Figure contents as structured data:
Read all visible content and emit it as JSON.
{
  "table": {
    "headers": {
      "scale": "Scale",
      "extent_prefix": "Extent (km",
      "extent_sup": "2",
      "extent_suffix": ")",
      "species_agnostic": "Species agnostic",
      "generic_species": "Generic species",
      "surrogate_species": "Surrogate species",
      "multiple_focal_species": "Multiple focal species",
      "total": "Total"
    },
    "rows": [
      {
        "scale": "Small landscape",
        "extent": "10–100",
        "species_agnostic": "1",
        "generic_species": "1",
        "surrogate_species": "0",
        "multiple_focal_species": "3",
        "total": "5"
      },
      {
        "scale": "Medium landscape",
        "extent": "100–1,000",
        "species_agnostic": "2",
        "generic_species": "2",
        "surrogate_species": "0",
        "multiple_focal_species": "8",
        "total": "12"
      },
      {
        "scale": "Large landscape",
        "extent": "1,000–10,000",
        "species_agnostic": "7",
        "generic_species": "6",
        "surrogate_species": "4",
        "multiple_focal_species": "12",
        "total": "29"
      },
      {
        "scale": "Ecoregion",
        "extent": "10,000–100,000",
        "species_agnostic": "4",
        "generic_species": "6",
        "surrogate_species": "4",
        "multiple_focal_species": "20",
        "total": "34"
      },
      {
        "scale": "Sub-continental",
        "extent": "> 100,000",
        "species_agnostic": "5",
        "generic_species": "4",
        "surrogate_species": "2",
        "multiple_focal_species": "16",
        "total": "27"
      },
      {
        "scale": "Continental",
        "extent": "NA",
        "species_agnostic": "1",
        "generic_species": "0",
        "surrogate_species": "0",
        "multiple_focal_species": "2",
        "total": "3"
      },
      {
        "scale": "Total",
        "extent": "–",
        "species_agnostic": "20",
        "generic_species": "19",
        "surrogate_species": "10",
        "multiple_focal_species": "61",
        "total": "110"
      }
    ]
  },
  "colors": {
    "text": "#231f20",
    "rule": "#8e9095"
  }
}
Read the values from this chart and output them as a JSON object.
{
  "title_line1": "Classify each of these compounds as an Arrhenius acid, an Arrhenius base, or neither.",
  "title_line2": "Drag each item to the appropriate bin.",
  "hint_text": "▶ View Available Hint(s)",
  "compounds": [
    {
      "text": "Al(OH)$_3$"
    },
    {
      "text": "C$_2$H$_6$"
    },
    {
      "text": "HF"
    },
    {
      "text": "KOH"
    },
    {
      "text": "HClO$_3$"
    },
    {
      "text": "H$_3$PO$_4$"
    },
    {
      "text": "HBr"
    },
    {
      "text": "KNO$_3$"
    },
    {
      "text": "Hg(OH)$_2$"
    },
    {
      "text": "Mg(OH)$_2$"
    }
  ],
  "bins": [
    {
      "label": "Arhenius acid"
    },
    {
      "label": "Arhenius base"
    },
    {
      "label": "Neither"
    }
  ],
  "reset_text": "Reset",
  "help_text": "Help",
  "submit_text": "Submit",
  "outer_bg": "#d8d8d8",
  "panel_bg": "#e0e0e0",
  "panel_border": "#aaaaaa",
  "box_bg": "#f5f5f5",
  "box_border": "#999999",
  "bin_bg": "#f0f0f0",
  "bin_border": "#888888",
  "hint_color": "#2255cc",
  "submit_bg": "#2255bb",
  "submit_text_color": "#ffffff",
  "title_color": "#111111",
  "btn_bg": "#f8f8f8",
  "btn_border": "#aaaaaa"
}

## [DIRECTIONS]
Write all of the records out again exactly.

## [SOLUTION TO THE PROBLEM]
Read all visible content and emit it as JSON.
{
  "table": {
    "headers": {
      "scale": "Scale",
      "extent_prefix": "Extent (km",
      "extent_sup": "2",
      "extent_suffix": ")",
      "species_agnostic": "Species agnostic",
      "generic_species": "Generic species",
      "surrogate_species": "Surrogate species",
      "multiple_focal_species": "Multiple focal species",
      "total": "Total"
    },
    "rows": [
      {
        "scale": "Small landscape",
        "extent": "10–100",
        "species_agnostic": "1",
        "generic_species": "1",
        "surrogate_species": "0",
        "multiple_focal_species": "3",
        "total": "5"
      },
      {
        "scale": "Medium landscape",
        "extent": "100–1,000",
        "species_agnostic": "2",
        "generic_species": "2",
        "surrogate_species": "0",
        "multiple_focal_species": "8",
        "total": "12"
      },
      {
        "scale": "Large landscape",
        "extent": "1,000–10,000",
        "species_agnostic": "7",
        "generic_species": "6",
        "surrogate_species": "4",
        "multiple_focal_species": "12",
        "total": "29"
      },
      {
        "scale": "Ecoregion",
        "extent": "10,000–100,000",
        "species_agnostic": "4",
        "generic_species": "6",
        "surrogate_species": "4",
        "multiple_focal_species": "20",
        "total": "34"
      },
      {
        "scale": "Sub-continental",
        "extent": "> 100,000",
        "species_agnostic": "5",
        "generic_species": "4",
        "surrogate_species": "2",
        "multiple_focal_species": "16",
        "total": "27"
      },
      {
        "scale": "Continental",
        "extent": "NA",
        "species_agnostic": "1",
        "generic_species": "0",
        "surrogate_species": "0",
        "multiple_focal_species": "2",
        "total": "3"
      },
      {
        "scale": "Total",
        "extent": "–",
        "species_agnostic": "20",
        "generic_species": "19",
        "surrogate_species": "10",
        "multiple_focal_species": "61",
        "total": "110"
      }
    ]
  },
  "colors": {
    "text": "#231f20",
    "rule": "#8e9095"
  }
}
Read the values from this chart and output them as a JSON object.
{
  "title_line1": "Classify each of these compounds as an Arrhenius acid, an Arrhenius base, or neither.",
  "title_line2": "Drag each item to the appropriate bin.",
  "hint_text": "▶ View Available Hint(s)",
  "compounds": [
    {
      "text": "Al(OH)$_3$"
    },
    {
      "text": "C$_2$H$_6$"
    },
    {
      "text": "HF"
    },
    {
      "text": "KOH"
    },
    {
      "text": "HClO$_3$"
    },
    {
      "text": "H$_3$PO$_4$"
    },
    {
      "text": "HBr"
    },
    {
      "text": "KNO$_3$"
    },
    {
      "text": "Hg(OH)$_2$"
    },
    {
      "text": "Mg(OH)$_2$"
    }
  ],
  "bins": [
    {
      "label": "Arhenius acid"
    },
    {
      "label": "Arhenius base"
    },
    {
      "label": "Neither"
    }
  ],
  "reset_text": "Reset",
  "help_text": "Help",
  "submit_text": "Submit",
  "outer_bg": "#d8d8d8",
  "panel_bg": "#e0e0e0",
  "panel_border": "#aaaaaa",
  "box_bg": "#f5f5f5",
  "box_border": "#999999",
  "bin_bg": "#f0f0f0",
  "bin_border": "#888888",
  "hint_color": "#2255cc",
  "submit_bg": "#2255bb",
  "submit_text_color": "#ffffff",
  "title_color": "#111111",
  "btn_bg": "#f8f8f8",
  "btn_border": "#aaaaaa"
}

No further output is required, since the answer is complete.